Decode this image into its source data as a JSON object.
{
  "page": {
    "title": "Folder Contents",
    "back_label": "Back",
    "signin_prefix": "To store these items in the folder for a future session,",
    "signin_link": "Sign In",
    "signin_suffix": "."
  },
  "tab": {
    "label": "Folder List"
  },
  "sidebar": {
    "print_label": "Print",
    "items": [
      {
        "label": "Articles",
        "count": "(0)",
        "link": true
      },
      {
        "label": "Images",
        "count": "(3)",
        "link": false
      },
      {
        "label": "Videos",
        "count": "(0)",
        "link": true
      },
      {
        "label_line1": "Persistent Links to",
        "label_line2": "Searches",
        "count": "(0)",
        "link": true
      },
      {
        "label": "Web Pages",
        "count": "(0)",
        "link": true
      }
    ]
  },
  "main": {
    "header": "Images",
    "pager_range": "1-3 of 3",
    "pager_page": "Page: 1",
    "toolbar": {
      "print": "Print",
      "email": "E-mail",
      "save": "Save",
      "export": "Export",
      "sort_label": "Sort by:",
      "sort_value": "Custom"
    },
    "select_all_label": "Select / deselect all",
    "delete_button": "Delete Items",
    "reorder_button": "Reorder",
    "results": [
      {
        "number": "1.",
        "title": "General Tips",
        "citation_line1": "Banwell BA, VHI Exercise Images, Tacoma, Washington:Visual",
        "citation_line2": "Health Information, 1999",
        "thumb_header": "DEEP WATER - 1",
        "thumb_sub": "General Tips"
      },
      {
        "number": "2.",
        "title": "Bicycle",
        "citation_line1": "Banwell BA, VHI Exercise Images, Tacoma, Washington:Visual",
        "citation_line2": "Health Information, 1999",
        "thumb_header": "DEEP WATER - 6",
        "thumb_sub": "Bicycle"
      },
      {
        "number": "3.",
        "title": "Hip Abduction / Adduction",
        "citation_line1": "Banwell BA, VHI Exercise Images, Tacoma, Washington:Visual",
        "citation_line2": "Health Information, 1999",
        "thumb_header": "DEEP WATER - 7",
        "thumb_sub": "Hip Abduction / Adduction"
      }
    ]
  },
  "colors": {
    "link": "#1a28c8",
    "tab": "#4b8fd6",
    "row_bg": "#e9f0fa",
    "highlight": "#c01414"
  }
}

**CHALLENGE:**
Please restate the data word for word, every record included.

**ANSWER IN FULL:**
Decode this image into its source data as a JSON object.
{
  "page": {
    "title": "Folder Contents",
    "back_label": "Back",
    "signin_prefix": "To store these items in the folder for a future session,",
    "signin_link": "Sign In",
    "signin_suffix": "."
  },
  "tab": {
    "label": "Folder List"
  },
  "sidebar": {
    "print_label": "Print",
    "items": [
      {
        "label": "Articles",
        "count": "(0)",
        "link": true
      },
      {
        "label": "Images",
        "count": "(3)",
        "link": false
      },
      {
        "label": "Videos",
        "count": "(0)",
        "link": true
      },
      {
        "label_line1": "Persistent Links to",
        "label_line2": "Searches",
        "count": "(0)",
        "link": true
      },
      {
        "label": "Web Pages",
        "count": "(0)",
        "link": true
      }
    ]
  },
  "main": {
    "header": "Images",
    "pager_range": "1-3 of 3",
    "pager_page": "Page: 1",
    "toolbar": {
      "print": "Print",
      "email": "E-mail",
      "save": "Save",
      "export": "Export",
      "sort_label": "Sort by:",
      "sort_value": "Custom"
    },
    "select_all_label": "Select / deselect all",
    "delete_button": "Delete Items",
    "reorder_button": "Reorder",
    "results": [
      {
        "number": "1.",
        "title": "General Tips",
        "citation_line1": "Banwell BA, VHI Exercise Images, Tacoma, Washington:Visual",
        "citation_line2": "Health Information, 1999",
        "thumb_header": "DEEP WATER - 1",
        "thumb_sub": "General Tips"
      },
      {
        "number": "2.",
        "title": "Bicycle",
        "citation_line1": "Banwell BA, VHI Exercise Images, Tacoma, Washington:Visual",
        "citation_line2": "Health Information, 1999",
        "thumb_header": "DEEP WATER - 6",
        "thumb_sub": "Bicycle"
      },
      {
        "number": "3.",
        "title": "Hip Abduction / Adduction",
        "citation_line1": "Banwell BA, VHI Exercise Images, Tacoma, Washington:Visual",
        "citation_line2": "Health Information, 1999",
        "thumb_header": "DEEP WATER - 7",
        "thumb_sub": "Hip Abduction / Adduction"
      }
    ]
  },
  "colors": {
    "link": "#1a28c8",
    "tab": "#4b8fd6",
    "row_bg": "#e9f0fa",
    "highlight": "#c01414"
  }
}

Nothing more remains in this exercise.